▸ Extracted entries:
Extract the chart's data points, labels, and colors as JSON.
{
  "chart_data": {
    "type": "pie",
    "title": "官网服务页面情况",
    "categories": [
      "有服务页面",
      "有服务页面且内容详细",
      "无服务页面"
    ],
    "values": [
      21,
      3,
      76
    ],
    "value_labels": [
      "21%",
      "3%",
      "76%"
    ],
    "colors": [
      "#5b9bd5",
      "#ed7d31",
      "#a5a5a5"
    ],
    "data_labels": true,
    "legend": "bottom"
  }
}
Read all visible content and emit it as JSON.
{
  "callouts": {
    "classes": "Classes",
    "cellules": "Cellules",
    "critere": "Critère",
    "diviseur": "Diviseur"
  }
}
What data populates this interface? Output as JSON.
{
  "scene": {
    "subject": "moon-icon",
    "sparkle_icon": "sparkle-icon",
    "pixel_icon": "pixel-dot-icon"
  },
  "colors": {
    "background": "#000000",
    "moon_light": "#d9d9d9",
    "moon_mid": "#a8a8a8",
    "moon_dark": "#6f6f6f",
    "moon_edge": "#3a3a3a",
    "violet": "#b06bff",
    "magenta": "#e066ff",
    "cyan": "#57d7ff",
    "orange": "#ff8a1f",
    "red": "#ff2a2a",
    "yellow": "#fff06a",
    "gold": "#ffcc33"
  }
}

▸ Directions for this task: Write out every entry exactly as given.

▸ Solution to this exercise:
Extract the chart's data points, labels, and colors as JSON.
{
  "chart_data": {
    "type": "pie",
    "title": "官网服务页面情况",
    "categories": [
      "有服务页面",
      "有服务页面且内容详细",
      "无服务页面"
    ],
    "values": [
      21,
      3,
      76
    ],
    "value_labels": [
      "21%",
      "3%",
      "76%"
    ],
    "colors": [
      "#5b9bd5",
      "#ed7d31",
      "#a5a5a5"
    ],
    "data_labels": true,
    "legend": "bottom"
  }
}
Read all visible content and emit it as JSON.
{
  "callouts": {
    "classes": "Classes",
    "cellules": "Cellules",
    "critere": "Critère",
    "diviseur": "Diviseur"
  }
}
What data populates this interface? Output as JSON.
{
  "scene": {
    "subject": "moon-icon",
    "sparkle_icon": "sparkle-icon",
    "pixel_icon": "pixel-dot-icon"
  },
  "colors": {
    "background": "#000000",
    "moon_light": "#d9d9d9",
    "moon_mid": "#a8a8a8",
    "moon_dark": "#6f6f6f",
    "moon_edge": "#3a3a3a",
    "violet": "#b06bff",
    "magenta": "#e066ff",
    "cyan": "#57d7ff",
    "orange": "#ff8a1f",
    "red": "#ff2a2a",
    "yellow": "#fff06a",
    "gold": "#ffcc33"
  }
}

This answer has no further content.